◆ **Your instructions**
Reproduce the listing below without changes, except that pictures are left out.

[Data listing]
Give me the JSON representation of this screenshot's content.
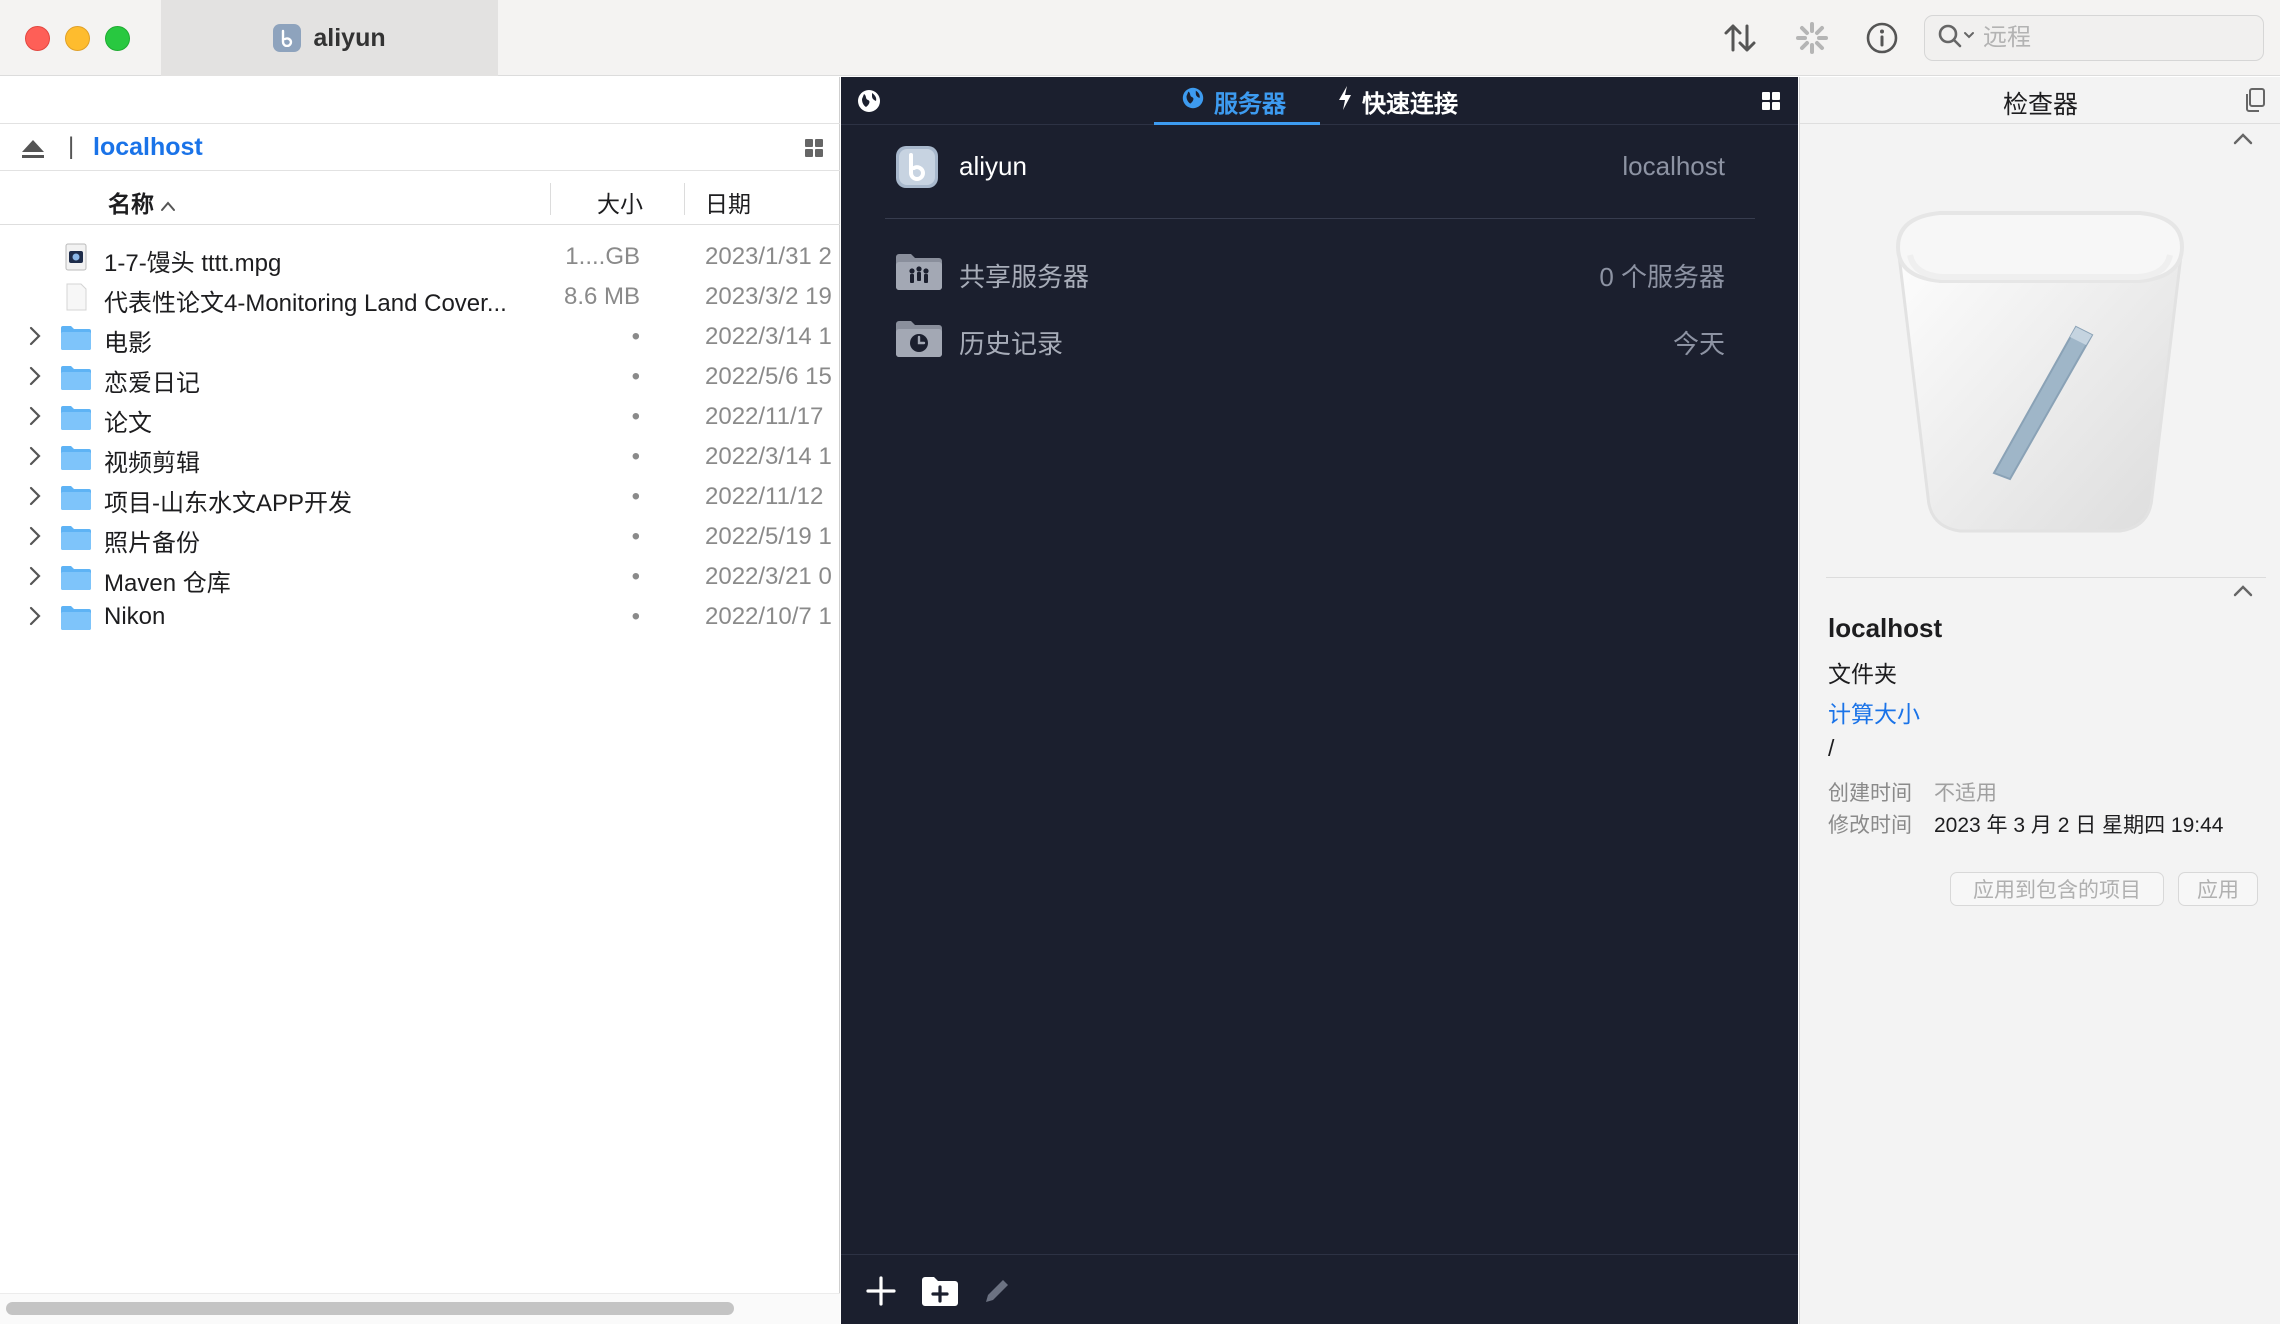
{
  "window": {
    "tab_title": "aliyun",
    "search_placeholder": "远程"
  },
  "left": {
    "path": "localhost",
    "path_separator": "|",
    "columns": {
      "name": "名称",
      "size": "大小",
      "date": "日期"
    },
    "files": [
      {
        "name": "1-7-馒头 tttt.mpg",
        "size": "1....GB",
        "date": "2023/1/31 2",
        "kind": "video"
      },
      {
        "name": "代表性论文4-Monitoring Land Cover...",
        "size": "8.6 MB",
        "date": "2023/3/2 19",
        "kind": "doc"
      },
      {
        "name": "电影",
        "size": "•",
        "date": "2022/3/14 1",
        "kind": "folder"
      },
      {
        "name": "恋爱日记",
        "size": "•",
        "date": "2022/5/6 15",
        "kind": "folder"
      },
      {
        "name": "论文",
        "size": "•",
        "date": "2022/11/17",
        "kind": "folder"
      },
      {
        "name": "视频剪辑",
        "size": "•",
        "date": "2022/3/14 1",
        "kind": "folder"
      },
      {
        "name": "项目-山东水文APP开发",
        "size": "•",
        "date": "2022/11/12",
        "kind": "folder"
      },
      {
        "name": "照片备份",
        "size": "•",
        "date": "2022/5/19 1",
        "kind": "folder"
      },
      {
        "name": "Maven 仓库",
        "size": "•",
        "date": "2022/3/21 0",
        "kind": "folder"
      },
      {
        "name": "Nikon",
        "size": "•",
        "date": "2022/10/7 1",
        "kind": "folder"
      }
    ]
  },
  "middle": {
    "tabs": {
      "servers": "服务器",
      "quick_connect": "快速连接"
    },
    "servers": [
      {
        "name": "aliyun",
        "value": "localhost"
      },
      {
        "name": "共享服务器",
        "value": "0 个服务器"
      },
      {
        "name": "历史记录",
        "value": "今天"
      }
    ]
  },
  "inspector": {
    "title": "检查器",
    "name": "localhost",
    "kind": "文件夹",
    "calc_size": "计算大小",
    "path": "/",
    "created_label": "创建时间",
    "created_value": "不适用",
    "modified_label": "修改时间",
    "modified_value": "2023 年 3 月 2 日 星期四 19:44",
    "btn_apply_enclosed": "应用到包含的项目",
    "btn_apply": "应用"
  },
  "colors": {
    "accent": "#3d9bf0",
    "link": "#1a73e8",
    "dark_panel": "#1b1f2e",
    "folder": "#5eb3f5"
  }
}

◆ **Task answer**
Give me the JSON representation of this screenshot's content.
{
  "window": {
    "tab_title": "aliyun",
    "search_placeholder": "远程"
  },
  "left": {
    "path": "localhost",
    "path_separator": "|",
    "columns": {
      "name": "名称",
      "size": "大小",
      "date": "日期"
    },
    "files": [
      {
        "name": "1-7-馒头 tttt.mpg",
        "size": "1....GB",
        "date": "2023/1/31 2",
        "kind": "video"
      },
      {
        "name": "代表性论文4-Monitoring Land Cover...",
        "size": "8.6 MB",
        "date": "2023/3/2 19",
        "kind": "doc"
      },
      {
        "name": "电影",
        "size": "•",
        "date": "2022/3/14 1",
        "kind": "folder"
      },
      {
        "name": "恋爱日记",
        "size": "•",
        "date": "2022/5/6 15",
        "kind": "folder"
      },
      {
        "name": "论文",
        "size": "•",
        "date": "2022/11/17",
        "kind": "folder"
      },
      {
        "name": "视频剪辑",
        "size": "•",
        "date": "2022/3/14 1",
        "kind": "folder"
      },
      {
        "name": "项目-山东水文APP开发",
        "size": "•",
        "date": "2022/11/12",
        "kind": "folder"
      },
      {
        "name": "照片备份",
        "size": "•",
        "date": "2022/5/19 1",
        "kind": "folder"
      },
      {
        "name": "Maven 仓库",
        "size": "•",
        "date": "2022/3/21 0",
        "kind": "folder"
      },
      {
        "name": "Nikon",
        "size": "•",
        "date": "2022/10/7 1",
        "kind": "folder"
      }
    ]
  },
  "middle": {
    "tabs": {
      "servers": "服务器",
      "quick_connect": "快速连接"
    },
    "servers": [
      {
        "name": "aliyun",
        "value": "localhost"
      },
      {
        "name": "共享服务器",
        "value": "0 个服务器"
      },
      {
        "name": "历史记录",
        "value": "今天"
      }
    ]
  },
  "inspector": {
    "title": "检查器",
    "name": "localhost",
    "kind": "文件夹",
    "calc_size": "计算大小",
    "path": "/",
    "created_label": "创建时间",
    "created_value": "不适用",
    "modified_label": "修改时间",
    "modified_value": "2023 年 3 月 2 日 星期四 19:44",
    "btn_apply_enclosed": "应用到包含的项目",
    "btn_apply": "应用"
  },
  "colors": {
    "accent": "#3d9bf0",
    "link": "#1a73e8",
    "dark_panel": "#1b1f2e",
    "folder": "#5eb3f5"
  }
}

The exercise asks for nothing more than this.